» **Set exercise 1**
Rewrite the passage of the essay on British food starting at "We watch the" and ending at "incredibly shrinking world.", replacing "Tokyo" with "New York".
» **Set exercise 2**
Based on the essay on British food, say yes or no to each statement below, quoting the words that decide it. (a) The walk from the writer's house to the nearest supermarket takes 10 minutes. (b) On that walk the writer passes three Chinese restaurants. (c) Students of design and architecture are usually schooled in distinctively national styles.
» **Set exercise 3**
Write the next part of the essay on British food, picking up after its final sentence.

» **Article**
(begin)

The Essay: Green and peasant land

We watch the same TV shows as the Americans, drive the same cars as the Japanese, but when it comes to eating, we yearn for authenticity. Why? Ben Rogers opens our special issue by examining the changing face of British food. Illustrations by Toby Morison

A new word has entered the political vocabulary in the last decade - "globalisation". It has become the accepted shorthand term for the way local and national practices are being wiped out by the onward march of all things modern.

Paul Smith is as big in Tokyo as he is in London; American and Chinese children are brought up on a similar diet of Nintendo and MTV; it costs as much to e-mail Cape Town as Clapham; a downturn in the Japanese economy leads to job losses in Galashiels. We live in an incredibly shrinking world.

At first sight, nothing seems to provide a better illustration of this process than the way we eat. It takes 10 minutes to walk from my house to the nearest supermarket. Doing so I pass two Chinese restaurants, one Indian, one Thai, one Japanese, two pizzerias, an Italian trattoria and George and Niki's Golden Grill ("Traditional English Food"). In the supermarket itself, past the sugar-snaps from Zambia, the strawberries from Portugal and the blueberries from America, the ready-made meals section offers a choice between shepherd's pie, duck confit, lasagne, spring rolls and prawn masala and rice. Waiting at the check-out, I pick up the supermarket magazine; it offers recipes for Irish stew, Indian paratha, and Asian stir-fry noodles. Traditionalists, foodies and aesthetes may wring their hands, but this is the way we eat now.

You'll have noticed, though, that I said "at first sight". This is because close-up, the globalisation theory reveals serious flaws when it comes to food. In fact, if the expedition just described shows anything, it is that this diversity of cuisines represents the opposite of a homogenised, hi-tech culinary culture.

When it comes to choosing what to eat, we want to be able to take our pick from anywhere in the world, but we want local, regional, at least national cuisines, and we want them to appear "authentic". While we are spoilt for choice, we choose cuisines that have evolved from necessity, making a virtue of a limited range, their ingredients and methods often restricted by economy and the seasons.

Our food cupboards are full of things our grandparents had never heard of. Olive oil ("Isn't that for earache, dear?"), papaya ("A place near New Guinea?"), Amoretti ("A little love song?"). The odd thing is though, we are chary about mixing too many of these components: the fish sauce tends to come out when we are cooking Thai, not Spanish; olive oil goes with pasta, silly, not with Chinese noodles. For all our freedom, we prefer to stick to the conventions, working within traditions, even if they are other people's. It's a rare cook who mixes cuisines on the same plate.

In this way food still differs fundamentally from fashion or design. In these disciplines, the vernacular has almost completely disappeared, replaced by an international aesthetic. Students of design and architecture aren't usually schooled in distinctively national styles and/or traditional techniques - Prince Charles' suggestion that they should be was, to put it mildly, controversial. You would be hard put to know that, for example, Norman Foster's Hong Kong & Shanghai Bank was designed by a British architect for a Chinese client, or that the Guggenheim museum in Bilbao was to be built in Spain.

Now think of food. I have just pulled out four cookery books, more or less at random: Raymond Blanc's Recipes from Le Manoir aux Quat' Saisons, Vatch Bhumichitr's A Taste of Thailand, Madhur Jaffrey's A Taste of India and a new one, Paul Heathcote's Rhubarb and Black Pudding. They all begin in exactly the same way: the author pays homage to the cooking of the family, the region, the country from which he or she comes, evoking its traditions in loving, slightly nostalgic detail. This is how many recipe books begin, as sure as Mills & Boons end in marriage.

(end)

» **Dataset rows**
(begin)

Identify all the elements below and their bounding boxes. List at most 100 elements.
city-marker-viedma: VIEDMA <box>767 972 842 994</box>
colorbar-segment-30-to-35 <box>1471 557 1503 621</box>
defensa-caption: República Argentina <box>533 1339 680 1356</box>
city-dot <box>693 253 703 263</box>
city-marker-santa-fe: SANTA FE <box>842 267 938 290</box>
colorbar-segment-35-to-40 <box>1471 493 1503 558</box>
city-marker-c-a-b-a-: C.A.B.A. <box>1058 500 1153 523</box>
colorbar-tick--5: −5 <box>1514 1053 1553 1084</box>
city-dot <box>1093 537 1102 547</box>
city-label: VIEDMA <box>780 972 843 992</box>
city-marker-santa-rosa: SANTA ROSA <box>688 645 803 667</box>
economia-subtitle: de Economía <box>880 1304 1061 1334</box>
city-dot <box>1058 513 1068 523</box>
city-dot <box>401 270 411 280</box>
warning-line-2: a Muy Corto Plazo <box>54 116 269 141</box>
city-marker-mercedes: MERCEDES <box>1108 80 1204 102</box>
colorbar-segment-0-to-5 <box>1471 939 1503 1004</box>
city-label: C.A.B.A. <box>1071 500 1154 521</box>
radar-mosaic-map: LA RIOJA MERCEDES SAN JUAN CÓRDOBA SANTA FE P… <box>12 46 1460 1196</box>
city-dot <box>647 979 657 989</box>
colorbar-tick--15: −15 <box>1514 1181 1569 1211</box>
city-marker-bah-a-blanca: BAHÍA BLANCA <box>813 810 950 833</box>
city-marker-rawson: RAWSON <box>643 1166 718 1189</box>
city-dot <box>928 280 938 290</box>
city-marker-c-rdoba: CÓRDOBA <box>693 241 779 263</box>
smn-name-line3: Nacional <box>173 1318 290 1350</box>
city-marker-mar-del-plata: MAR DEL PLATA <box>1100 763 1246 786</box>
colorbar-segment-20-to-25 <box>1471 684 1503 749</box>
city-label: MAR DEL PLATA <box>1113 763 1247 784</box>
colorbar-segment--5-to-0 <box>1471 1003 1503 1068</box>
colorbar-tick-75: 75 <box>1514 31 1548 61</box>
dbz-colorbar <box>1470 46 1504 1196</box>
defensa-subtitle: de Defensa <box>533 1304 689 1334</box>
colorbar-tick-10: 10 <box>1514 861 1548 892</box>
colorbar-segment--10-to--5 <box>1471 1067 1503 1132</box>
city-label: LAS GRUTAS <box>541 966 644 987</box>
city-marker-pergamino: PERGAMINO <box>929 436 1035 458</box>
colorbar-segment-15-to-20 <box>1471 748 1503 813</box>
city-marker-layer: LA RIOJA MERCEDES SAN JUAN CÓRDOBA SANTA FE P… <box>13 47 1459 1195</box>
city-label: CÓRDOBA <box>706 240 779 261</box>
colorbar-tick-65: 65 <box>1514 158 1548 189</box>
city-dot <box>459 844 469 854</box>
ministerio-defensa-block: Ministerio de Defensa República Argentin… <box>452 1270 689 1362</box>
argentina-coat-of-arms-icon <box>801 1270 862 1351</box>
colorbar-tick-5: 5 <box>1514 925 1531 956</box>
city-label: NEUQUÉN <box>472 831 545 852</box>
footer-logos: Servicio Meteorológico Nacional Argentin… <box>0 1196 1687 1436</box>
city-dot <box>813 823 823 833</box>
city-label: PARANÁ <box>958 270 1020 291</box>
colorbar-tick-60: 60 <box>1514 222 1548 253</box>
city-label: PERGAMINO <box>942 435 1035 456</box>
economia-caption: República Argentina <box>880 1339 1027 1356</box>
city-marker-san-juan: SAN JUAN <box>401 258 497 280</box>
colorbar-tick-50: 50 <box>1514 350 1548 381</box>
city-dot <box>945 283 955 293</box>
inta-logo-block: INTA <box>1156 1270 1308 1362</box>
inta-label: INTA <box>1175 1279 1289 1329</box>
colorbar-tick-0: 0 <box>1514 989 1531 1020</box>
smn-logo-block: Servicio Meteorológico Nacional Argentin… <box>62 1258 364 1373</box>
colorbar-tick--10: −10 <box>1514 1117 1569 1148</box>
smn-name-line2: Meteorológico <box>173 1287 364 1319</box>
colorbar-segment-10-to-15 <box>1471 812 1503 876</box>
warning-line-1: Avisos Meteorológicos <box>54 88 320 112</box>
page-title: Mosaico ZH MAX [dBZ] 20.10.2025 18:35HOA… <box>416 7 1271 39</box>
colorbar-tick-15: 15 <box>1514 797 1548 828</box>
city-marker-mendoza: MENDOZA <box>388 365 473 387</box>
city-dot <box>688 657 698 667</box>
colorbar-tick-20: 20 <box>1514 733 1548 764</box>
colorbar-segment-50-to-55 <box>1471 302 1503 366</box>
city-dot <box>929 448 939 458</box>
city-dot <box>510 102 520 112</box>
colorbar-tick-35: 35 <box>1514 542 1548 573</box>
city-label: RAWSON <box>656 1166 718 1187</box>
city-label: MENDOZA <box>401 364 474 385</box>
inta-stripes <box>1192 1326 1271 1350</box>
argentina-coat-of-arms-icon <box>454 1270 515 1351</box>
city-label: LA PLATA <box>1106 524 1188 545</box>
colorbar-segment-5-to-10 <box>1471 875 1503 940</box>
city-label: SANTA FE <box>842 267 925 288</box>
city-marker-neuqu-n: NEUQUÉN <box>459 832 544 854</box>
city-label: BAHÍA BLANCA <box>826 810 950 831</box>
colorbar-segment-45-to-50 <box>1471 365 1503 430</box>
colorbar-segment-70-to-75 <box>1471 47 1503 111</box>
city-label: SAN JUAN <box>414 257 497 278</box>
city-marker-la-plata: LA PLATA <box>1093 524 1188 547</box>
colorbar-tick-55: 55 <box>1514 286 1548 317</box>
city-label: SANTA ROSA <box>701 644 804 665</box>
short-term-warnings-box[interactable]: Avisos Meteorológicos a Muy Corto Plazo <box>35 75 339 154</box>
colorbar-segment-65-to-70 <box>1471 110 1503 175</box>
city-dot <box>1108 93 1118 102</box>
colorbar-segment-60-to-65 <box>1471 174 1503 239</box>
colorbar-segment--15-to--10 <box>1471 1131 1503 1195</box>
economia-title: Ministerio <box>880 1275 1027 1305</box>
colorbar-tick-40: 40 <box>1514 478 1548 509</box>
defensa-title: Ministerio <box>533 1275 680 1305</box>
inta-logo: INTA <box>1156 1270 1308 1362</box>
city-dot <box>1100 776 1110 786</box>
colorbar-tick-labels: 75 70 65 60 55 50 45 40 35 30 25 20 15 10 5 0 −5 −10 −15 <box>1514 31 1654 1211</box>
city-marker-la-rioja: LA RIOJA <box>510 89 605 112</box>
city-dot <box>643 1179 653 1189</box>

(end)

» **Reply 1**
We watch the same TV shows as the Americans, drive the same cars as the Japanese, but when it comes to eating, we yearn for authenticity. Why? Ben Rogers opens our special issue by examining the changing face of British food. Illustrations by Toby Morison

A new word has entered the political vocabulary in the last decade - "globalisation". It has become the accepted shorthand term for the way local and national practices are being wiped out by the onward march of all things modern.

Paul Smith is as big in New York as he is in London; American and Chinese children are brought up on a similar diet of Nintendo and MTV; it costs as much to e-mail Cape Town as Clapham; a downturn in the Japanese economy leads to job losses in Galashiels. We live in an incredibly shrinking world.

» **Reply 2**
(a) Yes: "It takes 10 minutes to walk from my house to the nearest supermarket."
(b) No: "I pass two Chinese restaurants"
(c) No: "Students of design and architecture aren't usually schooled in distinctively national styles and/or traditional techniques"

» **Reply 3**
Where good cooking is concerned, novelty takes second place to authenticity. Or at least, we want originality within a fairly narrowly defined set of limits. The restaurants we tend to like are those that have a strong sense of place - that understand how to manipulate and enrich established conventions, rather than those that boldly jettison them.

Go to Terence Conran's Butler's Wharf. His Design Museum is an exercise in cool, white, international modernism, in perfect keeping with the timeless, placeless, technologically advanced objects it exhibits. The building and the things in it all speak the same language - a visual Esperanto. Yet go to his restaurants next door - La Pont de la Tour, the Cantina del Ponte, the Butler's Wharf Chop House - and you enter a place of historic locality, each one piously gesturing to one national cuisine or another.

You will find a similar paradox if you go to go to Mies van der Rohe's famous Seagram building in New York. The ground floor of this "International Style" masterpiece houses the Four Seasons restaurant serving traditional Italian fare - and the same people that admire the building enjoy the restaurant.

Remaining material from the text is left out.